Return each line of the data below verbatim; pictures are to be left out.

Start DATASET CONTENT

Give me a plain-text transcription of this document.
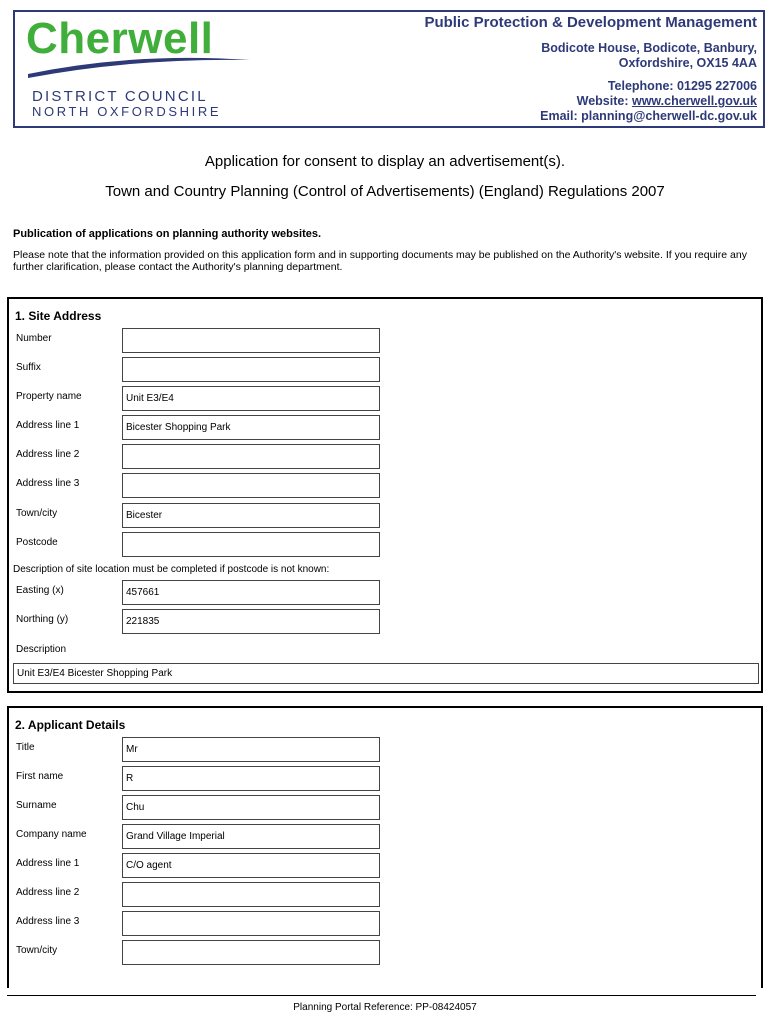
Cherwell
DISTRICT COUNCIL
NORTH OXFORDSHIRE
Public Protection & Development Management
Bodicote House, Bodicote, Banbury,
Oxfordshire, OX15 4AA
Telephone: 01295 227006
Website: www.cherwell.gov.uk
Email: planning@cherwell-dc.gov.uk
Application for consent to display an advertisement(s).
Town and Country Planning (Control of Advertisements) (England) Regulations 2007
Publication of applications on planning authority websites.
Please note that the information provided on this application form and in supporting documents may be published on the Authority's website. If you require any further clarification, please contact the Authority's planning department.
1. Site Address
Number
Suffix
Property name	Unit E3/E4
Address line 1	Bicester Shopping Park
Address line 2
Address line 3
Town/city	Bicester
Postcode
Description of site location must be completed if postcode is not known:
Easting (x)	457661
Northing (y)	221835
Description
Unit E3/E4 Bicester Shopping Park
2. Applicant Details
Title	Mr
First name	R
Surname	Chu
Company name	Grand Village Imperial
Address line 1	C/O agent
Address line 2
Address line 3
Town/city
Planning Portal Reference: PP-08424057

End DATASET CONTENT

> **RESULT**:
Give me a plain-text transcription of this document.
Cherwell
DISTRICT COUNCIL
NORTH OXFORDSHIRE
Public Protection & Development Management
Bodicote House, Bodicote, Banbury,
Oxfordshire, OX15 4AA
Telephone: 01295 227006
Website: www.cherwell.gov.uk
Email: planning@cherwell-dc.gov.uk
Application for consent to display an advertisement(s).
Town and Country Planning (Control of Advertisements) (England) Regulations 2007
Publication of applications on planning authority websites.
Please note that the information provided on this application form and in supporting documents may be published on the Authority's website. If you require any further clarification, please contact the Authority's planning department.
1. Site Address
Number
Suffix
Property name	Unit E3/E4
Address line 1	Bicester Shopping Park
Address line 2
Address line 3
Town/city	Bicester
Postcode
Description of site location must be completed if postcode is not known:
Easting (x)	457661
Northing (y)	221835
Description
Unit E3/E4 Bicester Shopping Park
2. Applicant Details
Title	Mr
First name	R
Surname	Chu
Company name	Grand Village Imperial
Address line 1	C/O agent
Address line 2
Address line 3
Town/city
Planning Portal Reference: PP-08424057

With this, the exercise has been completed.